Provided data:
• • •

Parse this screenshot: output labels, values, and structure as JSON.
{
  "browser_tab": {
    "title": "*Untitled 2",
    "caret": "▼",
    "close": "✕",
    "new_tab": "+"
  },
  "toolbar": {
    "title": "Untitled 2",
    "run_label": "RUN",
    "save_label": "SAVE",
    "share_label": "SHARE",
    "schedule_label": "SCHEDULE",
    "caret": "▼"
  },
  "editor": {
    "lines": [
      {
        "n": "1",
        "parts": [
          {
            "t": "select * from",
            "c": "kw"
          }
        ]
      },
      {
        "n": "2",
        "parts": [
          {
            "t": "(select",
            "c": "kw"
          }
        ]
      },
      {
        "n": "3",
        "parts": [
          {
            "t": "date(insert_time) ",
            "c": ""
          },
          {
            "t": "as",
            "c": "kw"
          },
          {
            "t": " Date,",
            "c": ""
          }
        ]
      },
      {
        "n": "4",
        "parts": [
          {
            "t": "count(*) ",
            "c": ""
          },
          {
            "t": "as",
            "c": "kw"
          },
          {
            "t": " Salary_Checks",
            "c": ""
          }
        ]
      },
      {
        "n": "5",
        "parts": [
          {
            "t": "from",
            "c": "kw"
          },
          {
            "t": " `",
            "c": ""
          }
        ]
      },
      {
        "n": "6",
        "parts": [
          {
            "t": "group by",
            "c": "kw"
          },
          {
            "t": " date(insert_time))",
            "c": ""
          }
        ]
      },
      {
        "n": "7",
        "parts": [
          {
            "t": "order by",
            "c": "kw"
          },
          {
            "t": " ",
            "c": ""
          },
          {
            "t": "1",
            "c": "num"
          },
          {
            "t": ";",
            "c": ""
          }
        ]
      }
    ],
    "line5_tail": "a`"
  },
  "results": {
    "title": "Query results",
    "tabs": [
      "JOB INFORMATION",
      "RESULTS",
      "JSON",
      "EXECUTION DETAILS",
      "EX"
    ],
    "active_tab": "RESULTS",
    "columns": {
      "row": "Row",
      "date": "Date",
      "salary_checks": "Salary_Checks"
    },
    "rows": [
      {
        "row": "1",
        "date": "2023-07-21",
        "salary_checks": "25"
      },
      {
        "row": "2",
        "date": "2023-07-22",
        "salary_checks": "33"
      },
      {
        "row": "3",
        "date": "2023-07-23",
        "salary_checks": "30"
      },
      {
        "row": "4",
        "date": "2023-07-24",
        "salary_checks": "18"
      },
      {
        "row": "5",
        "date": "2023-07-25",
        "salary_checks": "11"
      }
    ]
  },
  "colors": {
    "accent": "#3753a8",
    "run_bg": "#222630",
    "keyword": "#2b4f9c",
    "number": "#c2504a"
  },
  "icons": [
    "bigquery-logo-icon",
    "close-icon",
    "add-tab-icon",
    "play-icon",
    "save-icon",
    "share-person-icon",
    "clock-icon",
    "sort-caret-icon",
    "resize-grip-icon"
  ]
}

• • •

Set problem: Would you give the material above again, complete and exact?

Written answer:
Parse this screenshot: output labels, values, and structure as JSON.
{
  "browser_tab": {
    "title": "*Untitled 2",
    "caret": "▼",
    "close": "✕",
    "new_tab": "+"
  },
  "toolbar": {
    "title": "Untitled 2",
    "run_label": "RUN",
    "save_label": "SAVE",
    "share_label": "SHARE",
    "schedule_label": "SCHEDULE",
    "caret": "▼"
  },
  "editor": {
    "lines": [
      {
        "n": "1",
        "parts": [
          {
            "t": "select * from",
            "c": "kw"
          }
        ]
      },
      {
        "n": "2",
        "parts": [
          {
            "t": "(select",
            "c": "kw"
          }
        ]
      },
      {
        "n": "3",
        "parts": [
          {
            "t": "date(insert_time) ",
            "c": ""
          },
          {
            "t": "as",
            "c": "kw"
          },
          {
            "t": " Date,",
            "c": ""
          }
        ]
      },
      {
        "n": "4",
        "parts": [
          {
            "t": "count(*) ",
            "c": ""
          },
          {
            "t": "as",
            "c": "kw"
          },
          {
            "t": " Salary_Checks",
            "c": ""
          }
        ]
      },
      {
        "n": "5",
        "parts": [
          {
            "t": "from",
            "c": "kw"
          },
          {
            "t": " `",
            "c": ""
          }
        ]
      },
      {
        "n": "6",
        "parts": [
          {
            "t": "group by",
            "c": "kw"
          },
          {
            "t": " date(insert_time))",
            "c": ""
          }
        ]
      },
      {
        "n": "7",
        "parts": [
          {
            "t": "order by",
            "c": "kw"
          },
          {
            "t": " ",
            "c": ""
          },
          {
            "t": "1",
            "c": "num"
          },
          {
            "t": ";",
            "c": ""
          }
        ]
      }
    ],
    "line5_tail": "a`"
  },
  "results": {
    "title": "Query results",
    "tabs": [
      "JOB INFORMATION",
      "RESULTS",
      "JSON",
      "EXECUTION DETAILS",
      "EX"
    ],
    "active_tab": "RESULTS",
    "columns": {
      "row": "Row",
      "date": "Date",
      "salary_checks": "Salary_Checks"
    },
    "rows": [
      {
        "row": "1",
        "date": "2023-07-21",
        "salary_checks": "25"
      },
      {
        "row": "2",
        "date": "2023-07-22",
        "salary_checks": "33"
      },
      {
        "row": "3",
        "date": "2023-07-23",
        "salary_checks": "30"
      },
      {
        "row": "4",
        "date": "2023-07-24",
        "salary_checks": "18"
      },
      {
        "row": "5",
        "date": "2023-07-25",
        "salary_checks": "11"
      }
    ]
  },
  "colors": {
    "accent": "#3753a8",
    "run_bg": "#222630",
    "keyword": "#2b4f9c",
    "number": "#c2504a"
  },
  "icons": [
    "bigquery-logo-icon",
    "close-icon",
    "add-tab-icon",
    "play-icon",
    "save-icon",
    "share-person-icon",
    "clock-icon",
    "sort-caret-icon",
    "resize-grip-icon"
  ]
}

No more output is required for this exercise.